§ **DATA SECTION**
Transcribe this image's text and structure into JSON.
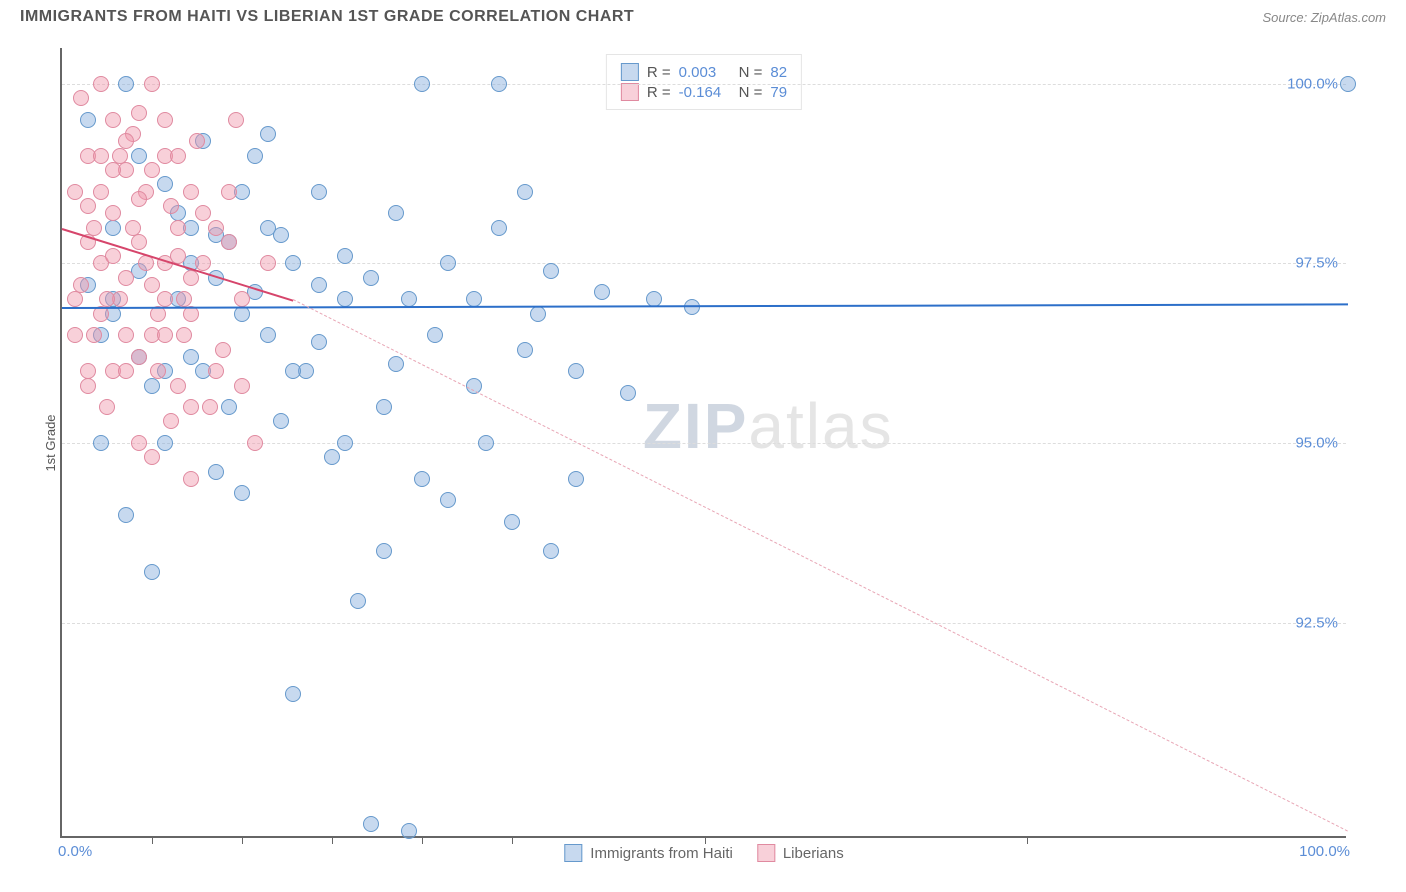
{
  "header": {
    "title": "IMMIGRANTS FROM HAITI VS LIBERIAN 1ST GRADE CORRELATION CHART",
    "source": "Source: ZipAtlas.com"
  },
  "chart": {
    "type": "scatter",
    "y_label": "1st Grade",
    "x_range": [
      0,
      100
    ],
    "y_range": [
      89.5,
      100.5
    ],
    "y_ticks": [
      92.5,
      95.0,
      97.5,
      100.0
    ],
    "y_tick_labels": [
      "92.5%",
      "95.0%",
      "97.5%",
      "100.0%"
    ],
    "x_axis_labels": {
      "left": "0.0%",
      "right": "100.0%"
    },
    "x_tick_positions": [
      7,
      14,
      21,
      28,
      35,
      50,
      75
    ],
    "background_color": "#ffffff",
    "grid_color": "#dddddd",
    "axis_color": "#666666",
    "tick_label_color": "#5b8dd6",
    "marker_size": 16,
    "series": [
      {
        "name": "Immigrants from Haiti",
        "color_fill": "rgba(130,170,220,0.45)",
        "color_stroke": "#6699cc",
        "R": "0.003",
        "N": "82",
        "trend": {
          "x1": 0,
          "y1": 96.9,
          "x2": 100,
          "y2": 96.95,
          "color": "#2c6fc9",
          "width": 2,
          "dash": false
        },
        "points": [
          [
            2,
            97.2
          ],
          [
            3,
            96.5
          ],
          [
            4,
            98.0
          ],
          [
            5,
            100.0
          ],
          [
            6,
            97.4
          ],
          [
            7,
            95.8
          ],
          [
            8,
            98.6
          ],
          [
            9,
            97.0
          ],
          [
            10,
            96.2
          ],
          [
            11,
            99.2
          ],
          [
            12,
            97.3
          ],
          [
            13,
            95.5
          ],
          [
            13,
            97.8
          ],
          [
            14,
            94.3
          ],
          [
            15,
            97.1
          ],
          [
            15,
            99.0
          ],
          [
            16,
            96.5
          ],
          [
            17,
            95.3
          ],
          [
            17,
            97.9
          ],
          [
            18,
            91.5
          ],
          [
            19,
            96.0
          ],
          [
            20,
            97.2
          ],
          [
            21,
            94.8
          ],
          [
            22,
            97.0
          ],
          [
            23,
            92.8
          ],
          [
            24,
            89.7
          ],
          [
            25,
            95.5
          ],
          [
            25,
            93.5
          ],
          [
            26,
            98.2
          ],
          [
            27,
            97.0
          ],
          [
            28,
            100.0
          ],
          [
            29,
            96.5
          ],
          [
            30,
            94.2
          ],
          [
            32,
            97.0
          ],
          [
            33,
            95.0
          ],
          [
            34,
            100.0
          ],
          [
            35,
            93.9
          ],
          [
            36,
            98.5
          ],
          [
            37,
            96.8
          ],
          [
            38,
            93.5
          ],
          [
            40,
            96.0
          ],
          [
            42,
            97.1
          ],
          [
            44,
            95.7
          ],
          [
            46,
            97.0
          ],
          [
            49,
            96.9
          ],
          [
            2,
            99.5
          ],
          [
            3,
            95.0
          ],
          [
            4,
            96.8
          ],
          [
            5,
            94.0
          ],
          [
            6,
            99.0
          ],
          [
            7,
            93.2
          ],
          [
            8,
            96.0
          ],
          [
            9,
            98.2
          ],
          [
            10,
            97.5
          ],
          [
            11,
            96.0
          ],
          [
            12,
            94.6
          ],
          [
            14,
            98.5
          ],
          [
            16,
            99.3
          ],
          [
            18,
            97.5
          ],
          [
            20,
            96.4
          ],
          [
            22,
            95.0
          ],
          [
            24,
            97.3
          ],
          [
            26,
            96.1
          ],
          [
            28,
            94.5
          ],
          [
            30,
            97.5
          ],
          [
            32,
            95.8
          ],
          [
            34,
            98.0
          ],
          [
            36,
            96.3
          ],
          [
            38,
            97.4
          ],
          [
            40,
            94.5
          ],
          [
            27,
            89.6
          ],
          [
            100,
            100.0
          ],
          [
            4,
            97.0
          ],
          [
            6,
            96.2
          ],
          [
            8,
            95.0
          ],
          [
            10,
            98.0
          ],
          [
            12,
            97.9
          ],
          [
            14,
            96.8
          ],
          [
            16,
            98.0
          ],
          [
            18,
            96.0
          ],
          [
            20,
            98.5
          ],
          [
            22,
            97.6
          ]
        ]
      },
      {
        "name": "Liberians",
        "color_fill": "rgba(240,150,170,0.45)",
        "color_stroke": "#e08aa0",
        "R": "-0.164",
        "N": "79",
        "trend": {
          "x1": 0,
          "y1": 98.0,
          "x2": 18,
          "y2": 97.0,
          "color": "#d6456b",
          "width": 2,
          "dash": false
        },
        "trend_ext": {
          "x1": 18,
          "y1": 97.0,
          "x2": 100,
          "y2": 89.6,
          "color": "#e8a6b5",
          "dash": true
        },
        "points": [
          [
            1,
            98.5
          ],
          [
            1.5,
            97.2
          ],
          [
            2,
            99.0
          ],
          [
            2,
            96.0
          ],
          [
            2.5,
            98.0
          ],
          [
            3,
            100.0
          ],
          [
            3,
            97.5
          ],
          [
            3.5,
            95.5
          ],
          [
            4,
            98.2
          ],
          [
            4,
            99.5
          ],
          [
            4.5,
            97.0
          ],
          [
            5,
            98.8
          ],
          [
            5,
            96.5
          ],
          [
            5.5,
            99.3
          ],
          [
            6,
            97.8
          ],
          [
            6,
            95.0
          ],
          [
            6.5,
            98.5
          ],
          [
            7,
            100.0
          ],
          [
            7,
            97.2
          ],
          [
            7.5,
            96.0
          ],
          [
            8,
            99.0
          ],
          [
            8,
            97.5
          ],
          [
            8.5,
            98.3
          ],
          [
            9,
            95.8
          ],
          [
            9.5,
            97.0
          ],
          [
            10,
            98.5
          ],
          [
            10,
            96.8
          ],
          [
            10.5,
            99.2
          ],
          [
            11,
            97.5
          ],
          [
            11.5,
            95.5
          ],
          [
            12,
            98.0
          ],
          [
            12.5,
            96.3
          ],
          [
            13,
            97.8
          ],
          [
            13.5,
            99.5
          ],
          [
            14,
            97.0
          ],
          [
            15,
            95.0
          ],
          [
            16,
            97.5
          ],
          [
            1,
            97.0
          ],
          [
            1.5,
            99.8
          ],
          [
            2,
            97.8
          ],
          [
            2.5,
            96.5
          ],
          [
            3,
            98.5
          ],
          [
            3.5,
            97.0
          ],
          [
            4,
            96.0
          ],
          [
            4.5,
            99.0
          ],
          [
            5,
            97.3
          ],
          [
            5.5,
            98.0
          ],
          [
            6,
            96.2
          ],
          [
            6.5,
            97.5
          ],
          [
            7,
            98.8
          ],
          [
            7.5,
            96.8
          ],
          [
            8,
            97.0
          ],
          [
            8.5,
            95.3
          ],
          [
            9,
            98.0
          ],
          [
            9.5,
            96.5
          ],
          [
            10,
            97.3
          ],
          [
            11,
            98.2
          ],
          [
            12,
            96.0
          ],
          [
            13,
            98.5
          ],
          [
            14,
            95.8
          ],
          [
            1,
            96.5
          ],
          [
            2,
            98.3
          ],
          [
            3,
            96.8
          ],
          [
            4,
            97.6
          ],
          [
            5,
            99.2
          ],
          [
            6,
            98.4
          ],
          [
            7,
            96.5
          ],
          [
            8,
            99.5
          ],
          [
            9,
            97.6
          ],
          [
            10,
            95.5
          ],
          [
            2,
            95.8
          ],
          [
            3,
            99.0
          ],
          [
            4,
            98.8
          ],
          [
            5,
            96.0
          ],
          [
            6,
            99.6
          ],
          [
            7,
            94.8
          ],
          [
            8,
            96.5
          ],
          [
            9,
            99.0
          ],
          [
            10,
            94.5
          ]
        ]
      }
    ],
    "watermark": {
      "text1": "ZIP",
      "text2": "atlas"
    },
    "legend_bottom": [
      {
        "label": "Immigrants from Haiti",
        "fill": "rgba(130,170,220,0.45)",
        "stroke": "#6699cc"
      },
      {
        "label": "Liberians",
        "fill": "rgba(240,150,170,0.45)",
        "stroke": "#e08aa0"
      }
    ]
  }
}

§ **WRITTEN EXERCISE**
Going through the entries above line by line, work out how many lines include the word "rgba". Only the number is required.

§ **ANSWER FOR THE TASK**
4